--- WHAT YOU ARE ASKED TO DO ---
Copy out the forum post about the pot scape below in full, word for word.

# 'Pot' scape - one WC in 2 months !!!!



## Zeus. (11 Aug 2018)

Hi All

My second tank I picked up cheap a Dennerle Scaper's tank which I have been playing with for some time with different lights and doing mini rescapes. I have planed to total rescape it and have already got the rocks and wood form Aquarium Gardens for it. But decided to experiment a little with it first to find out what will work well with the set up. My 500l litre tank is doing well which was the first planted tank I have done. But felt I needed the experience with something more flexible for plants so I could monitor the effects of flow and depth in the water and light intensity algae and plant growth and different fert regimes. +/- LC

So went  for a Pot scape, with what plants I had with some ADA AS in some pots and gravel in others. Pic says it all, pots didn't cost much at local garden center.

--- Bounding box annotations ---
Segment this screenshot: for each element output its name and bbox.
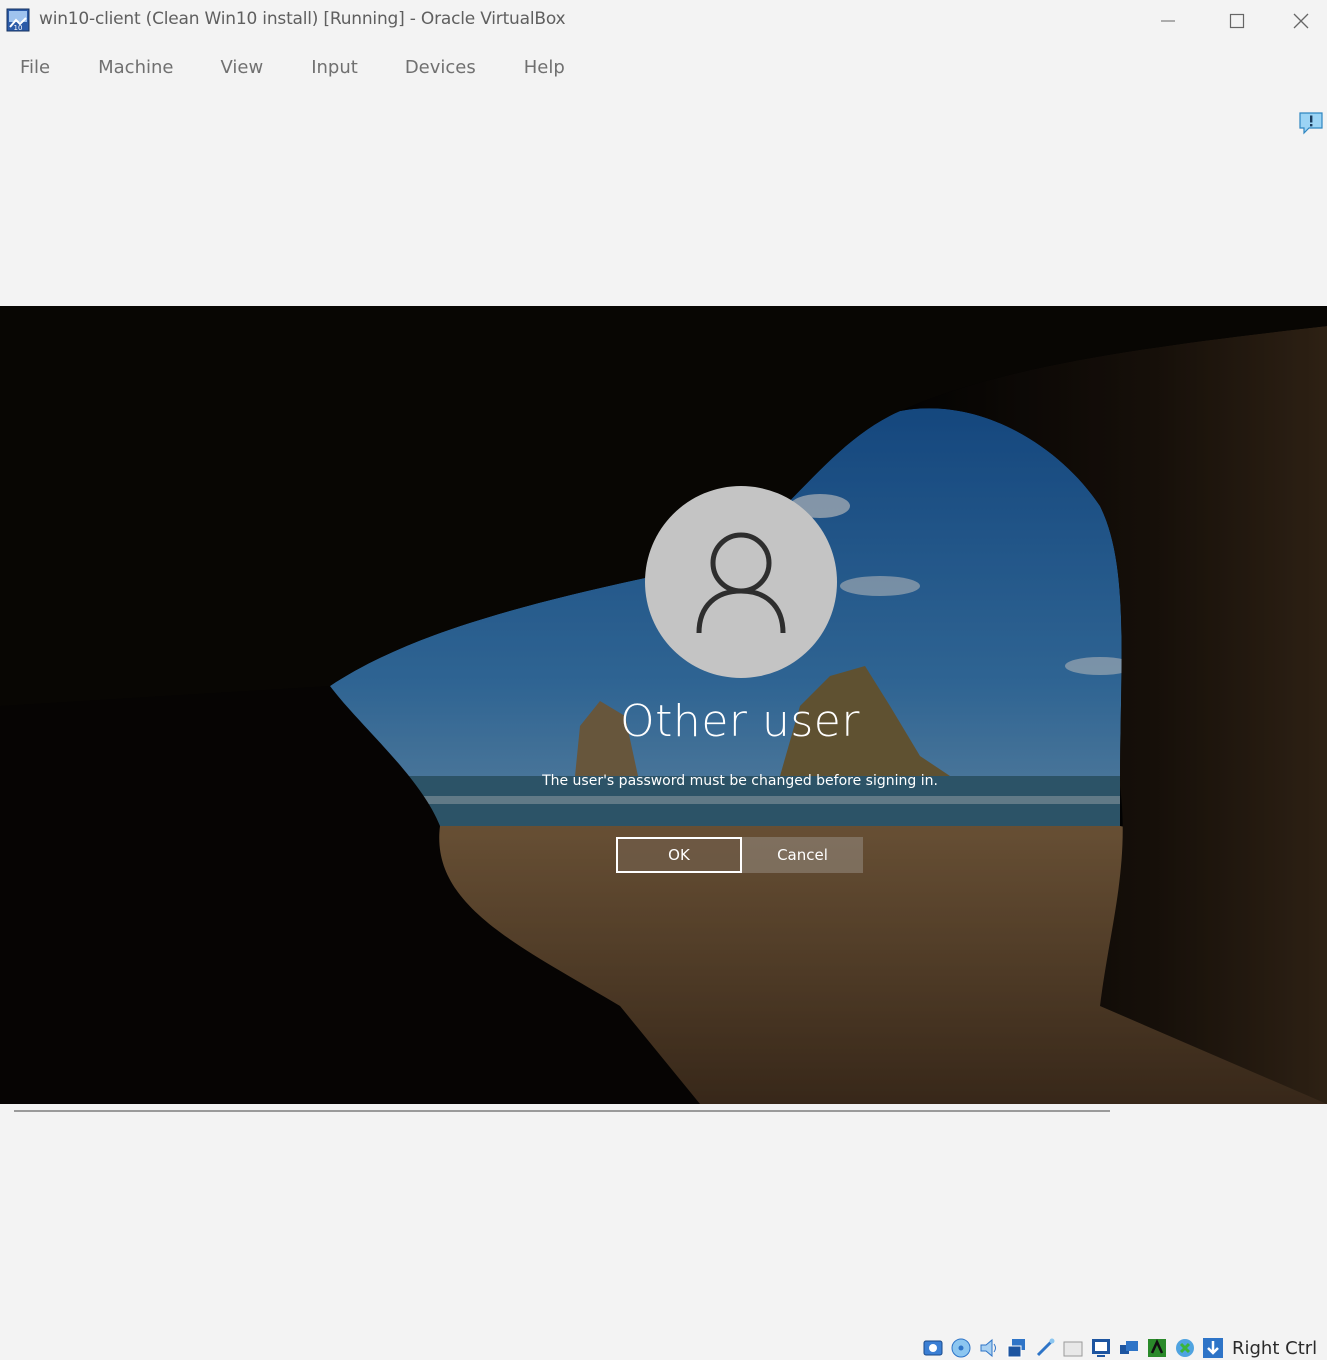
user-avatar: [645, 486, 837, 678]
menu-file[interactable]: File: [20, 57, 50, 78]
display-icon[interactable]: [1090, 1337, 1112, 1359]
audio-icon[interactable]: [978, 1337, 1000, 1359]
cpu-icon[interactable]: [1146, 1337, 1168, 1359]
title-bar: 10 win10-client (Clean Win10 install) [R…: [0, 0, 1327, 42]
shared-folders-icon[interactable]: [1062, 1337, 1084, 1359]
usb-icon[interactable]: [1034, 1337, 1056, 1359]
user-icon: [696, 532, 786, 634]
menu-input[interactable]: Input: [311, 57, 358, 78]
keyboard-capture-icon[interactable]: [1202, 1337, 1224, 1359]
menu-view[interactable]: View: [220, 57, 263, 78]
ok-button[interactable]: OK: [616, 837, 742, 873]
maximize-icon: [1229, 13, 1245, 29]
recording-icon[interactable]: [1118, 1337, 1140, 1359]
minimize-button[interactable]: [1134, 0, 1202, 42]
mouse-integration-icon[interactable]: [1174, 1337, 1196, 1359]
menu-machine[interactable]: Machine: [98, 57, 173, 78]
maximize-button[interactable]: [1203, 0, 1271, 42]
notification-icon[interactable]: [1298, 110, 1324, 136]
network-icon[interactable]: [1006, 1337, 1028, 1359]
user-name: Other user: [620, 696, 860, 747]
vm-display[interactable]: Other user The user's password must be c…: [0, 306, 1327, 1104]
optical-drive-icon[interactable]: [950, 1337, 972, 1359]
close-button[interactable]: [1274, 0, 1327, 42]
svg-text:10: 10: [14, 24, 23, 32]
menu-devices[interactable]: Devices: [405, 57, 476, 78]
cancel-button[interactable]: Cancel: [742, 837, 863, 873]
status-bar: Right Ctrl: [922, 1336, 1317, 1360]
separator: [14, 1110, 1110, 1112]
password-change-message: The user's password must be changed befo…: [542, 773, 938, 789]
host-key-label: Right Ctrl: [1232, 1337, 1318, 1359]
close-icon: [1293, 13, 1308, 29]
menu-help[interactable]: Help: [524, 57, 565, 78]
menu-bar: File Machine View Input Devices Help: [0, 48, 565, 86]
window-title: win10-client (Clean Win10 install) [Runn…: [39, 9, 566, 29]
virtualbox-app-icon: 10: [6, 8, 30, 32]
hard-disk-icon[interactable]: [922, 1337, 944, 1359]
minimize-icon: [1161, 20, 1175, 22]
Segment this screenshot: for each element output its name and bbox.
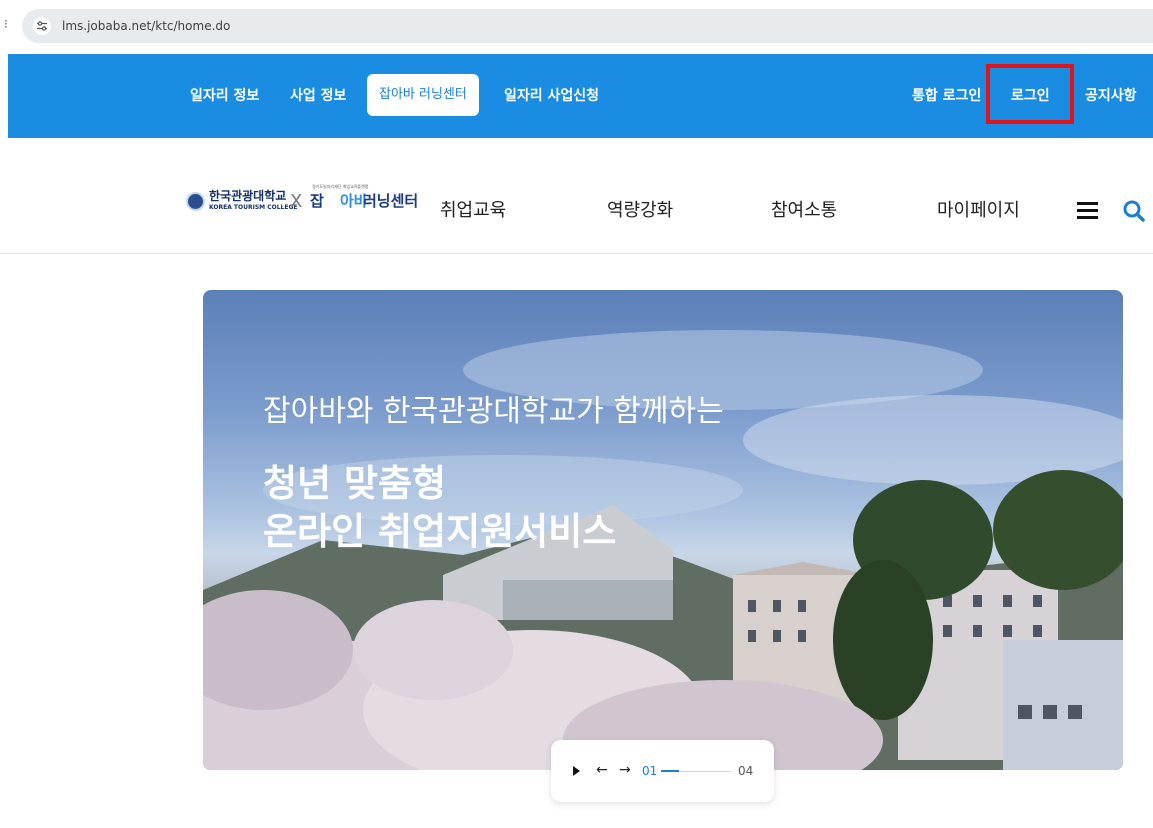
hamburger-menu-icon[interactable] [1077,202,1098,220]
slide-progress-fill [661,770,679,772]
main-navigation: 한국관광대학교 KOREA TOURISM COLLEGE X 경기도일자리재단… [0,138,1153,254]
hero-subtitle: 잡아바와 한국관광대학교가 함께하는 [263,394,724,429]
search-icon[interactable] [1122,199,1146,223]
play-icon[interactable] [573,766,580,776]
top-link-business-info[interactable]: 사업 정보 [290,87,346,105]
hero-title-line2: 온라인 취업지원서비스 [263,510,617,553]
site-info-icon[interactable] [33,17,51,35]
hero-banner[interactable]: 잡아바와 한국관광대학교가 함께하는 청년 맞춤형 온라인 취업지원서비스 [203,290,1123,770]
logo-korean-name: 한국관광대학교 [209,189,287,203]
slide-total-pages: 04 [738,764,754,778]
hero-title-line1: 청년 맞춤형 [263,462,447,505]
logo-english-name: KOREA TOURISM COLLEGE [209,204,298,211]
logo-jobaba-part1: 잡 [310,192,324,210]
top-link-login[interactable]: 로그인 [1011,87,1050,105]
slide-progress-bar [661,770,731,772]
nav-item-participation[interactable]: 참여소통 [771,199,837,223]
nav-item-employment-education[interactable]: 취업교육 [440,199,506,223]
logo-separator: X [290,191,303,212]
slide-current-page: 01 [642,764,658,778]
top-link-integrated-login[interactable]: 통합 로그인 [912,87,981,105]
url-text[interactable]: lms.jobaba.net/ktc/home.do [62,18,230,34]
arrow-right-icon[interactable]: → [619,762,631,778]
top-link-notice[interactable]: 공지사항 [1085,87,1137,105]
top-link-learning-center[interactable]: 잡아바 러닝센터 [367,74,479,116]
arrow-left-icon[interactable]: ← [596,762,608,778]
hero-title: 청년 맞춤형 온라인 취업지원서비스 [263,460,616,556]
slider-control: ← → 01 04 [551,740,774,802]
logo-jobaba-tag: 경기도일자리재단 취업교육플랫폼 [312,184,369,189]
url-bar[interactable]: lms.jobaba.net/ktc/home.do [22,9,1153,43]
nav-item-mypage[interactable]: 마이페이지 [937,199,1020,223]
site-logo[interactable]: 한국관광대학교 KOREA TOURISM COLLEGE X 경기도일자리재단… [186,184,418,218]
nav-item-capability-building[interactable]: 역량강화 [607,199,673,223]
top-navigation-bar: 일자리 정보 사업 정보 잡아바 러닝센터 일자리 사업신청 통합 로그인 로그… [8,54,1153,138]
top-link-job-info[interactable]: 일자리 정보 [190,87,259,105]
browser-address-bar: ⁝ lms.jobaba.net/ktc/home.do [0,0,1153,52]
top-link-job-program-apply[interactable]: 일자리 사업신청 [504,87,599,105]
logo-jobaba-part3: 러닝센터 [363,192,419,210]
more-icon[interactable]: ⁝ [4,18,8,30]
college-emblem-icon [186,192,205,211]
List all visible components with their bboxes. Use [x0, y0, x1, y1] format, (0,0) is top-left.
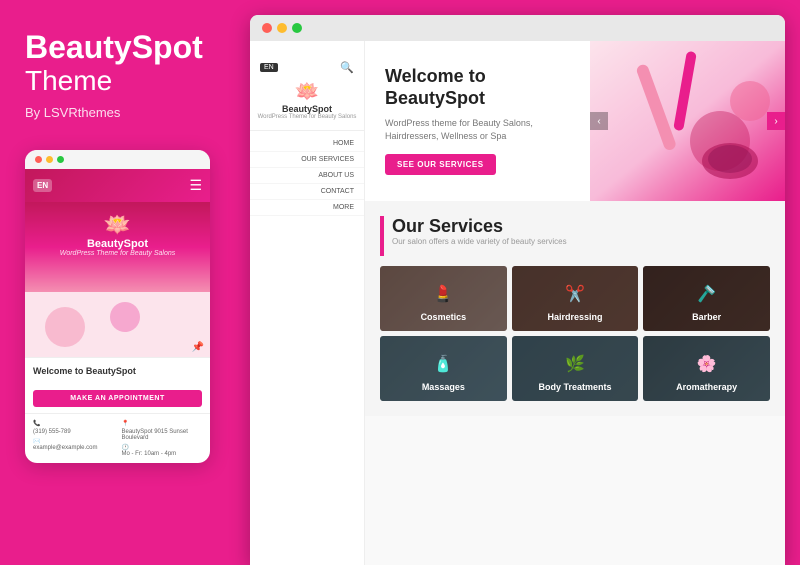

--- FINISHED ANSWER ---
# 'Pot' scape - one WC in 2 months !!!!



## Zeus. (11 Aug 2018)

Hi All

My second tank I picked up cheap a Dennerle Scaper's tank which I have been playing with for some time with different lights and doing mini rescapes. I have planed to total rescape it and have already got the rocks and wood form Aquarium Gardens for it. But decided to experiment a little with it first to find out what will work well with the set up. My 500l litre tank is doing well which was the first planted tank I have done. But felt I needed the experience with something more flexible for plants so I could monitor the effects of flow and depth in the water and light intensity algae and plant growth and different fert regimes. +/- LC

So went  for a Pot scape, with what plants I had with some ADA AS in some pots and gravel in others. Pic says it all, pots didn't cost much at local garden center.